◆ DATA SHOWN:

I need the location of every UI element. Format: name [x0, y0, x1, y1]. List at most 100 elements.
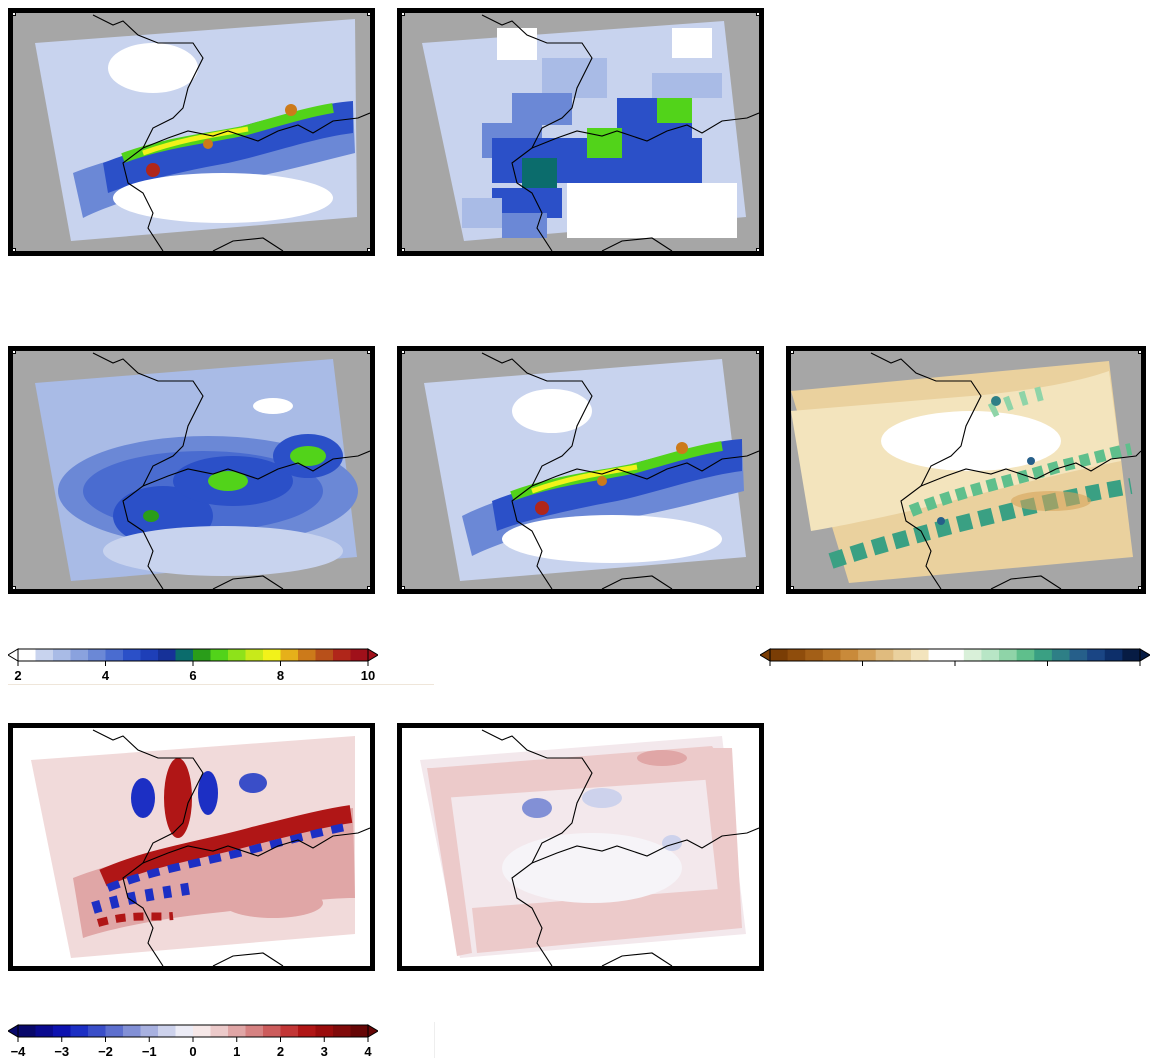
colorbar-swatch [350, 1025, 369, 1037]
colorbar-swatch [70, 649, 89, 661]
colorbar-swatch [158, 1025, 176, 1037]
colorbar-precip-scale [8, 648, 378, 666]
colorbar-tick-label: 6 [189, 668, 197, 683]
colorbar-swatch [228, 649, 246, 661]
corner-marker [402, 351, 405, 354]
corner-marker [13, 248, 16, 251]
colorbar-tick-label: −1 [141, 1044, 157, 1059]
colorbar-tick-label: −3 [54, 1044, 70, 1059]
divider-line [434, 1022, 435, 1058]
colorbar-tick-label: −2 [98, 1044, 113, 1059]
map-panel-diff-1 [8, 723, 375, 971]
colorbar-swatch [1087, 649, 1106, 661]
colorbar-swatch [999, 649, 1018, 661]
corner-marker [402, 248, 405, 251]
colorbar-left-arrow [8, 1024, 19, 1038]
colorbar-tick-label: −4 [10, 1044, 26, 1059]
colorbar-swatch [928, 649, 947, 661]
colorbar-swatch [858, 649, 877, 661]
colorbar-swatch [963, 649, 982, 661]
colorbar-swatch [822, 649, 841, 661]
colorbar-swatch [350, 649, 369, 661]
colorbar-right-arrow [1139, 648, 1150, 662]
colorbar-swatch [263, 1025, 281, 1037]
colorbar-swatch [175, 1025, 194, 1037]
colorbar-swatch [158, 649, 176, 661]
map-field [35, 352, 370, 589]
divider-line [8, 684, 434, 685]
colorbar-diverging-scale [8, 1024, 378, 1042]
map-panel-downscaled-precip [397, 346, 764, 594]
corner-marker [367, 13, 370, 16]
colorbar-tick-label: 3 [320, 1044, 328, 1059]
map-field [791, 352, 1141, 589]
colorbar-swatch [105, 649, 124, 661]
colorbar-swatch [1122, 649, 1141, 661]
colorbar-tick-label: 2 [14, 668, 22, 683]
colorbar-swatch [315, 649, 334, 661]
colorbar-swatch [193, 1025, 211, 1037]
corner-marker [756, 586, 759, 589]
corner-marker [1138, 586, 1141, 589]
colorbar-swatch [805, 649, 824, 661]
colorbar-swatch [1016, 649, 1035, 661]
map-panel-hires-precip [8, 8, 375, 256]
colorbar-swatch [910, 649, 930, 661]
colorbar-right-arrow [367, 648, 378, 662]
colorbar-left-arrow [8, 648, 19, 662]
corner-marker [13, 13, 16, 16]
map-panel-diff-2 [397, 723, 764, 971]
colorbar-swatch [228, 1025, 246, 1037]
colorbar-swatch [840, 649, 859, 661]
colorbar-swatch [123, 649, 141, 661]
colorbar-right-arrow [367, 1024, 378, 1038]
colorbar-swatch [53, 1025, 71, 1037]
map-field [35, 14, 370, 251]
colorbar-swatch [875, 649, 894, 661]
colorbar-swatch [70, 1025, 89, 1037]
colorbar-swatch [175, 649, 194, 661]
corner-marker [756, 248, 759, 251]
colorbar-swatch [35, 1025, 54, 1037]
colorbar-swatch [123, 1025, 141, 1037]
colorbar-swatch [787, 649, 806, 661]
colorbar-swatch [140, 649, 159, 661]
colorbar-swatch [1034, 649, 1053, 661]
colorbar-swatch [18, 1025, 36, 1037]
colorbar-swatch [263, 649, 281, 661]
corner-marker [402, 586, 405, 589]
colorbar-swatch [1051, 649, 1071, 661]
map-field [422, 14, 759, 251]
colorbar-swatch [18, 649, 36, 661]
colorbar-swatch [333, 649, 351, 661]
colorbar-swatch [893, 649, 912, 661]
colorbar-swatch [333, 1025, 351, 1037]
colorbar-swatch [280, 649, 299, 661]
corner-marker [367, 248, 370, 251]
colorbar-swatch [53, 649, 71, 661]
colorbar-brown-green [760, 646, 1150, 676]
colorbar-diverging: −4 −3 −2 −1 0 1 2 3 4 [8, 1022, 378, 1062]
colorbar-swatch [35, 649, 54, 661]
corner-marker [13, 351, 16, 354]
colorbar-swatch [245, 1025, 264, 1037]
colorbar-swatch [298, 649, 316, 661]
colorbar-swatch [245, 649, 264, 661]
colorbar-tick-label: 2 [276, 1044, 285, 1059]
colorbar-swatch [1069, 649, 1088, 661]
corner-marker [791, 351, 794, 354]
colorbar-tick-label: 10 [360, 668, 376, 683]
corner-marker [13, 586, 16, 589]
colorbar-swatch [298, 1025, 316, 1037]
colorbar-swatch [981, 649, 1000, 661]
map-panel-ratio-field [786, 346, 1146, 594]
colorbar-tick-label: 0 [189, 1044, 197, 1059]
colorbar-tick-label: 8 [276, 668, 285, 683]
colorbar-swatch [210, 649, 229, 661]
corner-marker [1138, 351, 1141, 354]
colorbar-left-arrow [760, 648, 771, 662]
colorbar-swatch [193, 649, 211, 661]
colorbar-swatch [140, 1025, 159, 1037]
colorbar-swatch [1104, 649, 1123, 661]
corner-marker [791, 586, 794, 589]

◆ EXERCISE DIRECTIONS: Output every line of the records above as a JSON list of strings, one string per line, with blank lines skipped and the pictures left out.

◆ SOLUTION TO THIS PROBLEM:
[
  "I need the location of every UI element. Format: name [x0, y0, x1, y1]. List at most 100 elements.",
  "colorbar-swatch [350, 1025, 369, 1037]",
  "colorbar-swatch [70, 649, 89, 661]",
  "colorbar-swatch [158, 1025, 176, 1037]",
  "colorbar-precip-scale [8, 648, 378, 666]",
  "colorbar-tick-label: 6 [189, 668, 197, 683]",
  "colorbar-swatch [228, 649, 246, 661]",
  "corner-marker [402, 351, 405, 354]",
  "corner-marker [13, 248, 16, 251]",
  "colorbar-tick-label: −1 [141, 1044, 157, 1059]",
  "colorbar-tick-label: −3 [54, 1044, 70, 1059]",
  "divider-line [434, 1022, 435, 1058]",
  "colorbar-tick-label: −2 [98, 1044, 113, 1059]",
  "map-panel-diff-1 [8, 723, 375, 971]",
  "colorbar-swatch [1087, 649, 1106, 661]",
  "colorbar-swatch [999, 649, 1018, 661]",
  "corner-marker [402, 248, 405, 251]",
  "colorbar-left-arrow [8, 1024, 19, 1038]",
  "colorbar-tick-label: −4 [10, 1044, 26, 1059]",
  "colorbar-swatch [928, 649, 947, 661]",
  "colorbar-swatch [858, 649, 877, 661]",
  "colorbar-swatch [963, 649, 982, 661]",
  "colorbar-swatch [822, 649, 841, 661]",
  "colorbar-swatch [350, 649, 369, 661]",
  "colorbar-right-arrow [1139, 648, 1150, 662]",
  "colorbar-swatch [263, 1025, 281, 1037]",
  "colorbar-swatch [175, 1025, 194, 1037]",
  "colorbar-swatch [158, 649, 176, 661]",
  "map-field [35, 352, 370, 589]",
  "divider-line [8, 684, 434, 685]",
  "colorbar-diverging-scale [8, 1024, 378, 1042]",
  "map-panel-downscaled-precip [397, 346, 764, 594]",
  "corner-marker [367, 13, 370, 16]",
  "colorbar-tick-label: 3 [320, 1044, 328, 1059]",
  "map-field [791, 352, 1141, 589]",
  "colorbar-swatch [105, 649, 124, 661]",
  "colorbar-swatch [1122, 649, 1141, 661]",
  "colorbar-tick-label: 2 [14, 668, 22, 683]",
  "colorbar-swatch [315, 649, 334, 661]",
  "colorbar-swatch [193, 1025, 211, 1037]",
  "corner-marker [756, 586, 759, 589]",
  "corner-marker [1138, 586, 1141, 589]",
  "colorbar-swatch [805, 649, 824, 661]",
  "colorbar-swatch [1016, 649, 1035, 661]",
  "map-panel-hires-precip [8, 8, 375, 256]",
  "colorbar-swatch [910, 649, 930, 661]",
  "colorbar-right-arrow [367, 648, 378, 662]",
  "colorbar-left-arrow [8, 648, 19, 662]",
  "corner-marker [13, 13, 16, 16]",
  "map-panel-diff-2 [397, 723, 764, 971]",
  "colorbar-swatch [228, 1025, 246, 1037]",
  "colorbar-swatch [840, 649, 859, 661]",
  "colorbar-swatch [123, 649, 141, 661]",
  "colorbar-right-arrow [367, 1024, 378, 1038]",
  "colorbar-swatch [53, 1025, 71, 1037]",
  "map-field [35, 14, 370, 251]",
  "colorbar-swatch [875, 649, 894, 661]",
  "colorbar-swatch [70, 1025, 89, 1037]",
  "colorbar-swatch [175, 649, 194, 661]",
  "corner-marker [756, 248, 759, 251]",
  "colorbar-swatch [35, 1025, 54, 1037]",
  "colorbar-swatch [123, 1025, 141, 1037]",
  "colorbar-swatch [787, 649, 806, 661]",
  "colorbar-swatch [140, 649, 159, 661]",
  "colorbar-swatch [1034, 649, 1053, 661]",
  "colorbar-swatch [18, 1025, 36, 1037]",
  "colorbar-swatch [263, 649, 281, 661]",
  "corner-marker [402, 586, 405, 589]",
  "colorbar-swatch [1051, 649, 1071, 661]",
  "map-field [422, 14, 759, 251]",
  "colorbar-swatch [18, 649, 36, 661]",
  "colorbar-swatch [333, 649, 351, 661]",
  "colorbar-swatch [893, 649, 912, 661]",
  "colorbar-swatch [333, 1025, 351, 1037]",
  "colorbar-swatch [280, 649, 299, 661]",
  "corner-marker [367, 248, 370, 251]",
  "colorbar-swatch [53, 649, 71, 661]",
  "colorbar-brown-green [760, 646, 1150, 676]",
  "colorbar-diverging: −4 −3 −2 −1 0 1 2 3 4 [8, 1022, 378, 1062]",
  "colorbar-swatch [35, 649, 54, 661]",
  "corner-marker [13, 351, 16, 354]",
  "colorbar-swatch [245, 1025, 264, 1037]",
  "colorbar-swatch [298, 649, 316, 661]",
  "colorbar-swatch [245, 649, 264, 661]",
  "colorbar-tick-label: 2 [276, 1044, 285, 1059]",
  "colorbar-swatch [1069, 649, 1088, 661]",
  "corner-marker [791, 351, 794, 354]",
  "colorbar-tick-label: 10 [360, 668, 376, 683]",
  "corner-marker [13, 586, 16, 589]",
  "colorbar-swatch [298, 1025, 316, 1037]",
  "colorbar-swatch [981, 649, 1000, 661]",
  "map-panel-ratio-field [786, 346, 1146, 594]",
  "colorbar-tick-label: 0 [189, 1044, 197, 1059]",
  "colorbar-tick-label: 8 [276, 668, 285, 683]",
  "colorbar-swatch [210, 649, 229, 661]",
  "corner-marker [1138, 351, 1141, 354]",
  "colorbar-left-arrow [760, 648, 771, 662]",
  "colorbar-swatch [193, 649, 211, 661]",
  "colorbar-swatch [140, 1025, 159, 1037]",
  "colorbar-swatch [1104, 649, 1123, 661]",
  "corner-marker [791, 586, 794, 589]"
]